**Stored rows:**
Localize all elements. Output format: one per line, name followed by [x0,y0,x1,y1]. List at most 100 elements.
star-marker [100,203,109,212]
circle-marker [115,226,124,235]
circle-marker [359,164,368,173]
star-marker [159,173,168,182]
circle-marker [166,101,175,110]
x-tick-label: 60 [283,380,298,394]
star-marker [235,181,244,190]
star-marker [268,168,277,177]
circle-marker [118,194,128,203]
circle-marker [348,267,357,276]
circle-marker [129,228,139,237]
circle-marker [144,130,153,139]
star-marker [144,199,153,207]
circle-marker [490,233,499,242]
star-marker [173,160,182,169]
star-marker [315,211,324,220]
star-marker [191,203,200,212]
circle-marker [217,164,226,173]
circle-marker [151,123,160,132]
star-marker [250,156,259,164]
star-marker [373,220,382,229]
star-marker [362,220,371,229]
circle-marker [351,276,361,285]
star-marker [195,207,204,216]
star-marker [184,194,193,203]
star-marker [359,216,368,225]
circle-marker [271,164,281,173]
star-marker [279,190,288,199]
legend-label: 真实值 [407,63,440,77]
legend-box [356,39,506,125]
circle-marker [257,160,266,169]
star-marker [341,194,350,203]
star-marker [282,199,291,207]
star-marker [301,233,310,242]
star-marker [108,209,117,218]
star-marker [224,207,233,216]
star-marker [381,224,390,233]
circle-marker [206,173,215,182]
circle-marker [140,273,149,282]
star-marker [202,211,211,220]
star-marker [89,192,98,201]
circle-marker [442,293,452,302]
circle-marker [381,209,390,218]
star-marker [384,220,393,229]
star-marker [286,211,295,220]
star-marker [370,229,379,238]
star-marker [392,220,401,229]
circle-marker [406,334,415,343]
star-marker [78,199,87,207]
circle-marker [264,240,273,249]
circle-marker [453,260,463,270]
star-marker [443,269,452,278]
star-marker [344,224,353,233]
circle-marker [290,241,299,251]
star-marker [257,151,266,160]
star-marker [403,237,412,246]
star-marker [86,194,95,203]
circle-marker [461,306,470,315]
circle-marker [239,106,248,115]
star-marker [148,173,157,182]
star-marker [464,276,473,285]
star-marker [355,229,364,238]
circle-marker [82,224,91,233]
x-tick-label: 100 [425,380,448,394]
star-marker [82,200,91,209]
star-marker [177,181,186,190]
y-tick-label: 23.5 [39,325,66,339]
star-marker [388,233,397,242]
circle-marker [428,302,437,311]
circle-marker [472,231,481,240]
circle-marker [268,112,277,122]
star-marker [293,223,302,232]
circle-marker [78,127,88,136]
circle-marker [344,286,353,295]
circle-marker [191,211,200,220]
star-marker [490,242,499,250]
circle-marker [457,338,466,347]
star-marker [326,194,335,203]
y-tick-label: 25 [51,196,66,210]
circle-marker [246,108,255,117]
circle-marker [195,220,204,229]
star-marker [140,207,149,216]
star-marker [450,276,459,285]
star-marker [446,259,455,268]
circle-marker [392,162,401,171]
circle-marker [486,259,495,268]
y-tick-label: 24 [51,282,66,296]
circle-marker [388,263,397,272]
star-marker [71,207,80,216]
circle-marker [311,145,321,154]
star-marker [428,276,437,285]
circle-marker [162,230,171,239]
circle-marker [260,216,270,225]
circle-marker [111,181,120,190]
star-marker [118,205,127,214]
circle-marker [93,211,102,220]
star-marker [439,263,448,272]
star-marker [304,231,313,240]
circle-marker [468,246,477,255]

**Instruction:** Copy the lines above without changing anything.

**Answer below:**
Localize all elements. Output format: one per line, name followed by [x0,y0,x1,y1]. List at most 100 elements.
star-marker [100,203,109,212]
circle-marker [115,226,124,235]
circle-marker [359,164,368,173]
star-marker [159,173,168,182]
circle-marker [166,101,175,110]
x-tick-label: 60 [283,380,298,394]
star-marker [235,181,244,190]
star-marker [268,168,277,177]
circle-marker [118,194,128,203]
circle-marker [348,267,357,276]
circle-marker [129,228,139,237]
circle-marker [144,130,153,139]
star-marker [144,199,153,207]
circle-marker [490,233,499,242]
star-marker [173,160,182,169]
star-marker [315,211,324,220]
star-marker [191,203,200,212]
circle-marker [217,164,226,173]
circle-marker [151,123,160,132]
star-marker [250,156,259,164]
star-marker [373,220,382,229]
star-marker [362,220,371,229]
circle-marker [351,276,361,285]
star-marker [195,207,204,216]
star-marker [184,194,193,203]
star-marker [359,216,368,225]
circle-marker [271,164,281,173]
star-marker [279,190,288,199]
legend-label: 真实值 [407,63,440,77]
legend-box [356,39,506,125]
circle-marker [257,160,266,169]
star-marker [341,194,350,203]
star-marker [282,199,291,207]
star-marker [301,233,310,242]
star-marker [108,209,117,218]
star-marker [224,207,233,216]
star-marker [381,224,390,233]
circle-marker [206,173,215,182]
circle-marker [140,273,149,282]
star-marker [202,211,211,220]
star-marker [89,192,98,201]
circle-marker [442,293,452,302]
circle-marker [381,209,390,218]
star-marker [384,220,393,229]
star-marker [286,211,295,220]
star-marker [370,229,379,238]
star-marker [392,220,401,229]
circle-marker [406,334,415,343]
star-marker [78,199,87,207]
circle-marker [264,240,273,249]
circle-marker [453,260,463,270]
star-marker [443,269,452,278]
star-marker [344,224,353,233]
circle-marker [290,241,299,251]
star-marker [257,151,266,160]
star-marker [403,237,412,246]
star-marker [86,194,95,203]
circle-marker [461,306,470,315]
circle-marker [239,106,248,115]
star-marker [148,173,157,182]
star-marker [464,276,473,285]
star-marker [355,229,364,238]
circle-marker [82,224,91,233]
x-tick-label: 100 [425,380,448,394]
star-marker [82,200,91,209]
star-marker [177,181,186,190]
y-tick-label: 23.5 [39,325,66,339]
star-marker [388,233,397,242]
circle-marker [428,302,437,311]
circle-marker [472,231,481,240]
circle-marker [268,112,277,122]
star-marker [293,223,302,232]
circle-marker [78,127,88,136]
circle-marker [344,286,353,295]
circle-marker [191,211,200,220]
star-marker [490,242,499,250]
circle-marker [457,338,466,347]
star-marker [326,194,335,203]
y-tick-label: 25 [51,196,66,210]
circle-marker [246,108,255,117]
circle-marker [195,220,204,229]
star-marker [140,207,149,216]
star-marker [450,276,459,285]
star-marker [446,259,455,268]
circle-marker [392,162,401,171]
circle-marker [486,259,495,268]
y-tick-label: 24 [51,282,66,296]
circle-marker [388,263,397,272]
star-marker [71,207,80,216]
circle-marker [311,145,321,154]
star-marker [428,276,437,285]
circle-marker [162,230,171,239]
circle-marker [260,216,270,225]
circle-marker [111,181,120,190]
star-marker [118,205,127,214]
circle-marker [93,211,102,220]
star-marker [439,263,448,272]
star-marker [304,231,313,240]
circle-marker [468,246,477,255]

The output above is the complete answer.